**WORK TO BE COMPLETED:** Collect every line in the records below that contains the word "Yesterday".

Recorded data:
• • • • • • •

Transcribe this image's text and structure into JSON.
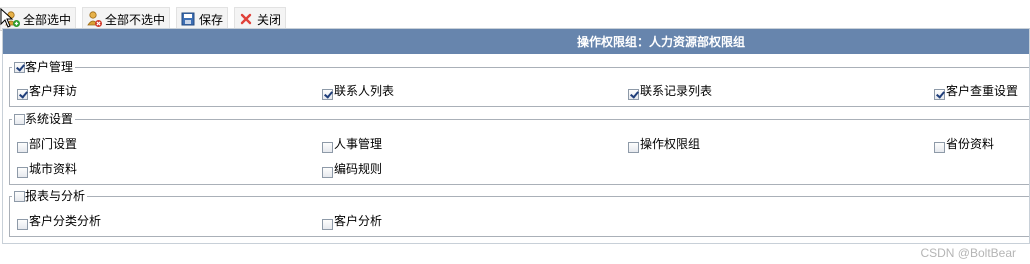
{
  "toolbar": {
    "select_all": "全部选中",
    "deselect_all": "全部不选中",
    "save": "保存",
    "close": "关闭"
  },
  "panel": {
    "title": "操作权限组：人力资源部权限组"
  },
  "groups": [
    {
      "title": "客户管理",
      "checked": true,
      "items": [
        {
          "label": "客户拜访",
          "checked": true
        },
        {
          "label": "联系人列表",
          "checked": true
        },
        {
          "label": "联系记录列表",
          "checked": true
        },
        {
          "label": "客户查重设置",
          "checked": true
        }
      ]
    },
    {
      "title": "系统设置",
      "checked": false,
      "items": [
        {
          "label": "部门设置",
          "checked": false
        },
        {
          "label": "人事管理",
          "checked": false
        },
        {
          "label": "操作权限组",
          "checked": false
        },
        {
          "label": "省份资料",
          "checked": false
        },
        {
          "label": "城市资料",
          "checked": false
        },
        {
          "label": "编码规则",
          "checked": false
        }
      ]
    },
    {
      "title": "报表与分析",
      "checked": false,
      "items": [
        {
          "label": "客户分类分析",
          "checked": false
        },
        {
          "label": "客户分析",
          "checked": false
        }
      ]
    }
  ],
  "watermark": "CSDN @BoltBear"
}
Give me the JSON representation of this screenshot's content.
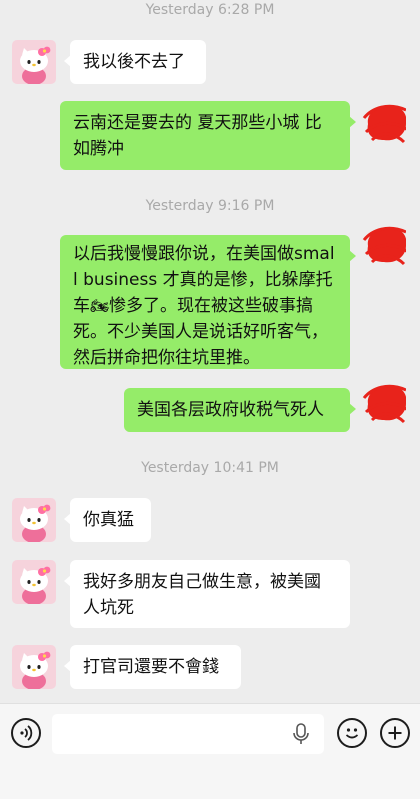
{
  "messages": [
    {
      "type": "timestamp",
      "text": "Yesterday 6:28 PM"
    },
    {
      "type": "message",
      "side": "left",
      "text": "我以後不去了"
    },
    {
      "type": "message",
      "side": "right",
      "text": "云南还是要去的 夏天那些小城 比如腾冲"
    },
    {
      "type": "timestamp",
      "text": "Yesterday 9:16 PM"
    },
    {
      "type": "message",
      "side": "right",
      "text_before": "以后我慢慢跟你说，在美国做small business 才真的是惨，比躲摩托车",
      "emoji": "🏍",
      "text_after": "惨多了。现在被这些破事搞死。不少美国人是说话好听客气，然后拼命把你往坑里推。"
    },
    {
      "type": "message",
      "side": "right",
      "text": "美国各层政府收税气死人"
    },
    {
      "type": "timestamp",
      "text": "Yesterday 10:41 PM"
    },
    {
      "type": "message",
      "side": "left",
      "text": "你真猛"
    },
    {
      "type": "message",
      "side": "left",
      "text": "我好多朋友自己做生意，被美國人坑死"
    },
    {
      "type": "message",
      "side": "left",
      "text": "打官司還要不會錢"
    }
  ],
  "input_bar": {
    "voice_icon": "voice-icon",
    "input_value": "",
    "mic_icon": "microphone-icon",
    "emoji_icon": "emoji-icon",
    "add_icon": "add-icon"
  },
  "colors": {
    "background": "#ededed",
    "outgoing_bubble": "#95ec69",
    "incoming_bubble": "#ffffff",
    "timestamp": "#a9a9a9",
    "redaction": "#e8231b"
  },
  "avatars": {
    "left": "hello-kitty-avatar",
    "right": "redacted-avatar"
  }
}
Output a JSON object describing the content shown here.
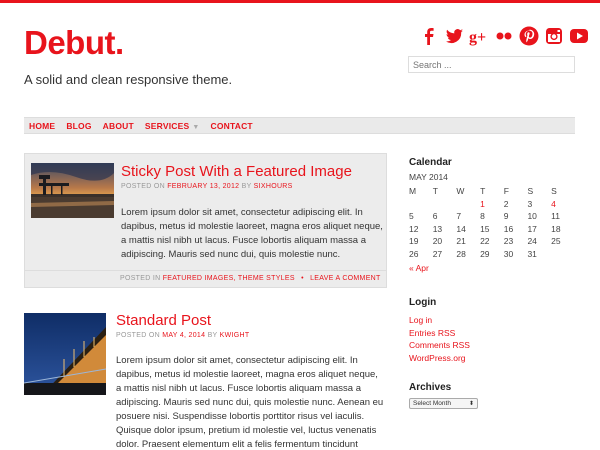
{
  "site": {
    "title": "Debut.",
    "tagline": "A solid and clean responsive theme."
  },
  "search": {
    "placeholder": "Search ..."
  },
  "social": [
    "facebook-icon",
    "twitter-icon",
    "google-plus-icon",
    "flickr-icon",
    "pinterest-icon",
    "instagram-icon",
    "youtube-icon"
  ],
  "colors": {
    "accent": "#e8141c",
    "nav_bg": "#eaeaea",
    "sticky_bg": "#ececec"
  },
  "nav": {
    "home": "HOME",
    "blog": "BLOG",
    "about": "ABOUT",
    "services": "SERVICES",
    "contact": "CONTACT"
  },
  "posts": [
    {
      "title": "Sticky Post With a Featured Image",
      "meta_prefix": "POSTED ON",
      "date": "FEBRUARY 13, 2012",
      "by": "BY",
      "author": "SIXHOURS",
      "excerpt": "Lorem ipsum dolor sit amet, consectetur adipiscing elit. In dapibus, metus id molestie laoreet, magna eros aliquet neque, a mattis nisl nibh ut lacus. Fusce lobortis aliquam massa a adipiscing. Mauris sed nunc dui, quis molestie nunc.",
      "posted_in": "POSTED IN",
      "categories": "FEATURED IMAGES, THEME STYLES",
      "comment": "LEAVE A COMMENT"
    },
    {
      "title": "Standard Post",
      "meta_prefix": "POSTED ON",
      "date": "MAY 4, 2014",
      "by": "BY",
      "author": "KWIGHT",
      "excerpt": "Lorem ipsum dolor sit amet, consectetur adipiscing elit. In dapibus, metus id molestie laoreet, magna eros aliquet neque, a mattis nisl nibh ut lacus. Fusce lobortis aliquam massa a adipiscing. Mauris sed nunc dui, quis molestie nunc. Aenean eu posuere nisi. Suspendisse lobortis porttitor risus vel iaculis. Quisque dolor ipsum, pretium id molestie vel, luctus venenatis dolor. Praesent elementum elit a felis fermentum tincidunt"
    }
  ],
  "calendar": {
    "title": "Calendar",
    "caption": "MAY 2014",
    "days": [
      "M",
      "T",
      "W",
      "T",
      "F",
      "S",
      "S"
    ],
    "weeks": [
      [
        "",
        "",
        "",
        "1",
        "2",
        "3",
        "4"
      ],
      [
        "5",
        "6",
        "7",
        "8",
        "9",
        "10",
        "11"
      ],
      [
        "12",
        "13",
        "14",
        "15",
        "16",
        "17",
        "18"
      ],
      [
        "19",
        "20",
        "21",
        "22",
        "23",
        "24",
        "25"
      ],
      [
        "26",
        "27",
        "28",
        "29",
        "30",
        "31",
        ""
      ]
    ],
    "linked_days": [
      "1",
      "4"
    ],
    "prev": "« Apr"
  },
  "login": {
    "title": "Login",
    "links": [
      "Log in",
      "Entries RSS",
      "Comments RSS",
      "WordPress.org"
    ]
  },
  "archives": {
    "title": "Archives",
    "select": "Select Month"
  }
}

• • • • • • •

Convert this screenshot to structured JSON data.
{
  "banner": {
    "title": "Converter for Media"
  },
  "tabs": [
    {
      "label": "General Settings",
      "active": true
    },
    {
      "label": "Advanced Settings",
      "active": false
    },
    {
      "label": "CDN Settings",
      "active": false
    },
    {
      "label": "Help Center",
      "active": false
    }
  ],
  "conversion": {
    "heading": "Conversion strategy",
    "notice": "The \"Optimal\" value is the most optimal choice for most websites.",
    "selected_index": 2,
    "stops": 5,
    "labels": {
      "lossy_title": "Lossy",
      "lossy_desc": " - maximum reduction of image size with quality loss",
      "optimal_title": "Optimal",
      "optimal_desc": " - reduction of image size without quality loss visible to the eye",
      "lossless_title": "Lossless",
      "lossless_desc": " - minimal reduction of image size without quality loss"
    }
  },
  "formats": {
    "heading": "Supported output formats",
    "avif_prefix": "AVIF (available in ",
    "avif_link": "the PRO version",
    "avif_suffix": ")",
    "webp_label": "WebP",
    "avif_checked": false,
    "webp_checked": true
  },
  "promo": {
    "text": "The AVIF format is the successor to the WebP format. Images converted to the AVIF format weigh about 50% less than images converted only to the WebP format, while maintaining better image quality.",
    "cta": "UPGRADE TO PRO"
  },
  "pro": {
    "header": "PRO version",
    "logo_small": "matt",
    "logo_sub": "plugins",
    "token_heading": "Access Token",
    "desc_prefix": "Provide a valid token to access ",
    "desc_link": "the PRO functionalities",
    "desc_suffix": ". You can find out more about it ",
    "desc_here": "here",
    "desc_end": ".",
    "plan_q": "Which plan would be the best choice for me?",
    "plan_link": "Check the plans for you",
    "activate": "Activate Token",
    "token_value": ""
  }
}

• • • • • • •

**WRITTEN ANSWER:**
      "text": "Yesterday 6:28 PM"
      "text": "Yesterday 9:16 PM"
      "text": "Yesterday 10:41 PM"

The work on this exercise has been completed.